Short task: Extract all data as written.

** Begin Data extract **

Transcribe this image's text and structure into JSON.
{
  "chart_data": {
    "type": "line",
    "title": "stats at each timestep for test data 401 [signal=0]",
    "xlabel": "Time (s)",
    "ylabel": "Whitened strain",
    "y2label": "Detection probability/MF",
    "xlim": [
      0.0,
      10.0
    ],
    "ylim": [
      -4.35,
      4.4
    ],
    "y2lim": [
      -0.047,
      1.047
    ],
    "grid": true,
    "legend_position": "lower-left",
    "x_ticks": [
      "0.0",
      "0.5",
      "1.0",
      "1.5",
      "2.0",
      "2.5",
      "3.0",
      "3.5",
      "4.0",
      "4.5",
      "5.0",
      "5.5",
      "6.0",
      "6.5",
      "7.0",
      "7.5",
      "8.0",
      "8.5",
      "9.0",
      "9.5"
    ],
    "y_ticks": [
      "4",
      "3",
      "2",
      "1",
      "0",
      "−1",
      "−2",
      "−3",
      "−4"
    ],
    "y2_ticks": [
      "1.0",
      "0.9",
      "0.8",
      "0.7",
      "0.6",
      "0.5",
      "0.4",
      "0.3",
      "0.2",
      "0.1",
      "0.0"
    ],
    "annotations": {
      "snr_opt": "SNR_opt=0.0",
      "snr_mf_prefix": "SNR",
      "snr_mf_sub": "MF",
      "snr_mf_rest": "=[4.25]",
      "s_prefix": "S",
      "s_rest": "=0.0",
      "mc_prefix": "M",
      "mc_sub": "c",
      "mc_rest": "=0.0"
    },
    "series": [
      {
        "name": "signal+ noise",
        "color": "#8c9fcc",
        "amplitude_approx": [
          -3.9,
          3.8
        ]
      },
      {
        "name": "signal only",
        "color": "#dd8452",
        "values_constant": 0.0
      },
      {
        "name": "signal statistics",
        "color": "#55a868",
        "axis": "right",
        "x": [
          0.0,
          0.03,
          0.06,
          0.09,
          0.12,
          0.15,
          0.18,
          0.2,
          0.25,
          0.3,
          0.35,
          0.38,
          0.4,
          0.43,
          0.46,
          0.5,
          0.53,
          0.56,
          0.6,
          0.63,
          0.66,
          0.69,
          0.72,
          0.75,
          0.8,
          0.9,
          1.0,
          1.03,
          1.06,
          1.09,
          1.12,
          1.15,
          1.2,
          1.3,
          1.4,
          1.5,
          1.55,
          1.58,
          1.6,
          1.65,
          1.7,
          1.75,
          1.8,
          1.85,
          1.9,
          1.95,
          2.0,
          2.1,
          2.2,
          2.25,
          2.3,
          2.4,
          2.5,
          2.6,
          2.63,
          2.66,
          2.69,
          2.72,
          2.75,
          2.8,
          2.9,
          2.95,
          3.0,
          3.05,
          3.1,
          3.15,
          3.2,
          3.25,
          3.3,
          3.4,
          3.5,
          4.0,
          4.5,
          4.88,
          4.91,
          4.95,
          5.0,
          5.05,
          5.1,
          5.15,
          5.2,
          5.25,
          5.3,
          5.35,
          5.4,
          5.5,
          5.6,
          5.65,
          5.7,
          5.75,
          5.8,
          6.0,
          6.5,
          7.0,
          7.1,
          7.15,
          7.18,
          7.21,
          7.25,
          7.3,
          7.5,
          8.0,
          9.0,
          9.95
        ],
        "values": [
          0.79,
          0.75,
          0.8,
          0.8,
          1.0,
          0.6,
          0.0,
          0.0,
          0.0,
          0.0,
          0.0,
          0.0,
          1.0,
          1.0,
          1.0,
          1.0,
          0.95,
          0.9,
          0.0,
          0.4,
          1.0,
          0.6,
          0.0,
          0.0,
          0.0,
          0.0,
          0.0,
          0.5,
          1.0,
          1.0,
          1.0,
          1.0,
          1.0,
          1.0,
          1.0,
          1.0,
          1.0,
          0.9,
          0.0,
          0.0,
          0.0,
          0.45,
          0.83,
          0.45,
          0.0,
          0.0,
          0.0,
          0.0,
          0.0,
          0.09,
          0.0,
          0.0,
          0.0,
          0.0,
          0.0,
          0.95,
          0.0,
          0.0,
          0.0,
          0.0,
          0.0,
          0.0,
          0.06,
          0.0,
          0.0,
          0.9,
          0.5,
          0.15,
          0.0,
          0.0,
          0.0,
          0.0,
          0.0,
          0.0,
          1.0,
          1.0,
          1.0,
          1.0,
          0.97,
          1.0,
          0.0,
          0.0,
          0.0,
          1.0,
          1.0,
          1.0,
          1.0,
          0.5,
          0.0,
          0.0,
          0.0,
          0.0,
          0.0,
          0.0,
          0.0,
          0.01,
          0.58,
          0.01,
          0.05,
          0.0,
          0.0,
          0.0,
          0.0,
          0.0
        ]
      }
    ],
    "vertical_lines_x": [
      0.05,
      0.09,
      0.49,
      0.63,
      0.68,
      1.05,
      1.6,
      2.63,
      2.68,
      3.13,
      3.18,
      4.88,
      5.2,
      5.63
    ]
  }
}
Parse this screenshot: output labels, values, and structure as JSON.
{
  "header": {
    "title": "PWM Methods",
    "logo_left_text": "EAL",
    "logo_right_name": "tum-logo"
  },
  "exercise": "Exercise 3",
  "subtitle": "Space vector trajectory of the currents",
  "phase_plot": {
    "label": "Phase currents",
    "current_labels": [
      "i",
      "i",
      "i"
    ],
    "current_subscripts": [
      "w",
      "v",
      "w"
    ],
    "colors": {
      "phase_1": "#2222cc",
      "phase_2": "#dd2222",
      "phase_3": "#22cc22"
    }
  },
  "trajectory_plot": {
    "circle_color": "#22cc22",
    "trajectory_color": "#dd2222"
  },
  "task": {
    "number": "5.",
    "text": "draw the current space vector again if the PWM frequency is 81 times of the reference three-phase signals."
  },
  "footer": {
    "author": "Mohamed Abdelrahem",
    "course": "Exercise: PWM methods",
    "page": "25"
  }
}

** End Data extract **

Task result:
Transcribe this image's text and structure into JSON.
{
  "chart_data": {
    "type": "line",
    "title": "stats at each timestep for test data 401 [signal=0]",
    "xlabel": "Time (s)",
    "ylabel": "Whitened strain",
    "y2label": "Detection probability/MF",
    "xlim": [
      0.0,
      10.0
    ],
    "ylim": [
      -4.35,
      4.4
    ],
    "y2lim": [
      -0.047,
      1.047
    ],
    "grid": true,
    "legend_position": "lower-left",
    "x_ticks": [
      "0.0",
      "0.5",
      "1.0",
      "1.5",
      "2.0",
      "2.5",
      "3.0",
      "3.5",
      "4.0",
      "4.5",
      "5.0",
      "5.5",
      "6.0",
      "6.5",
      "7.0",
      "7.5",
      "8.0",
      "8.5",
      "9.0",
      "9.5"
    ],
    "y_ticks": [
      "4",
      "3",
      "2",
      "1",
      "0",
      "−1",
      "−2",
      "−3",
      "−4"
    ],
    "y2_ticks": [
      "1.0",
      "0.9",
      "0.8",
      "0.7",
      "0.6",
      "0.5",
      "0.4",
      "0.3",
      "0.2",
      "0.1",
      "0.0"
    ],
    "annotations": {
      "snr_opt": "SNR_opt=0.0",
      "snr_mf_prefix": "SNR",
      "snr_mf_sub": "MF",
      "snr_mf_rest": "=[4.25]",
      "s_prefix": "S",
      "s_rest": "=0.0",
      "mc_prefix": "M",
      "mc_sub": "c",
      "mc_rest": "=0.0"
    },
    "series": [
      {
        "name": "signal+ noise",
        "color": "#8c9fcc",
        "amplitude_approx": [
          -3.9,
          3.8
        ]
      },
      {
        "name": "signal only",
        "color": "#dd8452",
        "values_constant": 0.0
      },
      {
        "name": "signal statistics",
        "color": "#55a868",
        "axis": "right",
        "x": [
          0.0,
          0.03,
          0.06,
          0.09,
          0.12,
          0.15,
          0.18,
          0.2,
          0.25,
          0.3,
          0.35,
          0.38,
          0.4,
          0.43,
          0.46,
          0.5,
          0.53,
          0.56,
          0.6,
          0.63,
          0.66,
          0.69,
          0.72,
          0.75,
          0.8,
          0.9,
          1.0,
          1.03,
          1.06,
          1.09,
          1.12,
          1.15,
          1.2,
          1.3,
          1.4,
          1.5,
          1.55,
          1.58,
          1.6,
          1.65,
          1.7,
          1.75,
          1.8,
          1.85,
          1.9,
          1.95,
          2.0,
          2.1,
          2.2,
          2.25,
          2.3,
          2.4,
          2.5,
          2.6,
          2.63,
          2.66,
          2.69,
          2.72,
          2.75,
          2.8,
          2.9,
          2.95,
          3.0,
          3.05,
          3.1,
          3.15,
          3.2,
          3.25,
          3.3,
          3.4,
          3.5,
          4.0,
          4.5,
          4.88,
          4.91,
          4.95,
          5.0,
          5.05,
          5.1,
          5.15,
          5.2,
          5.25,
          5.3,
          5.35,
          5.4,
          5.5,
          5.6,
          5.65,
          5.7,
          5.75,
          5.8,
          6.0,
          6.5,
          7.0,
          7.1,
          7.15,
          7.18,
          7.21,
          7.25,
          7.3,
          7.5,
          8.0,
          9.0,
          9.95
        ],
        "values": [
          0.79,
          0.75,
          0.8,
          0.8,
          1.0,
          0.6,
          0.0,
          0.0,
          0.0,
          0.0,
          0.0,
          0.0,
          1.0,
          1.0,
          1.0,
          1.0,
          0.95,
          0.9,
          0.0,
          0.4,
          1.0,
          0.6,
          0.0,
          0.0,
          0.0,
          0.0,
          0.0,
          0.5,
          1.0,
          1.0,
          1.0,
          1.0,
          1.0,
          1.0,
          1.0,
          1.0,
          1.0,
          0.9,
          0.0,
          0.0,
          0.0,
          0.45,
          0.83,
          0.45,
          0.0,
          0.0,
          0.0,
          0.0,
          0.0,
          0.09,
          0.0,
          0.0,
          0.0,
          0.0,
          0.0,
          0.95,
          0.0,
          0.0,
          0.0,
          0.0,
          0.0,
          0.0,
          0.06,
          0.0,
          0.0,
          0.9,
          0.5,
          0.15,
          0.0,
          0.0,
          0.0,
          0.0,
          0.0,
          0.0,
          1.0,
          1.0,
          1.0,
          1.0,
          0.97,
          1.0,
          0.0,
          0.0,
          0.0,
          1.0,
          1.0,
          1.0,
          1.0,
          0.5,
          0.0,
          0.0,
          0.0,
          0.0,
          0.0,
          0.0,
          0.0,
          0.01,
          0.58,
          0.01,
          0.05,
          0.0,
          0.0,
          0.0,
          0.0,
          0.0
        ]
      }
    ],
    "vertical_lines_x": [
      0.05,
      0.09,
      0.49,
      0.63,
      0.68,
      1.05,
      1.6,
      2.63,
      2.68,
      3.13,
      3.18,
      4.88,
      5.2,
      5.63
    ]
  }
}
Parse this screenshot: output labels, values, and structure as JSON.
{
  "header": {
    "title": "PWM Methods",
    "logo_left_text": "EAL",
    "logo_right_name": "tum-logo"
  },
  "exercise": "Exercise 3",
  "subtitle": "Space vector trajectory of the currents",
  "phase_plot": {
    "label": "Phase currents",
    "current_labels": [
      "i",
      "i",
      "i"
    ],
    "current_subscripts": [
      "w",
      "v",
      "w"
    ],
    "colors": {
      "phase_1": "#2222cc",
      "phase_2": "#dd2222",
      "phase_3": "#22cc22"
    }
  },
  "trajectory_plot": {
    "circle_color": "#22cc22",
    "trajectory_color": "#dd2222"
  },
  "task": {
    "number": "5.",
    "text": "draw the current space vector again if the PWM frequency is 81 times of the reference three-phase signals."
  },
  "footer": {
    "author": "Mohamed Abdelrahem",
    "course": "Exercise: PWM methods",
    "page": "25"
  }
}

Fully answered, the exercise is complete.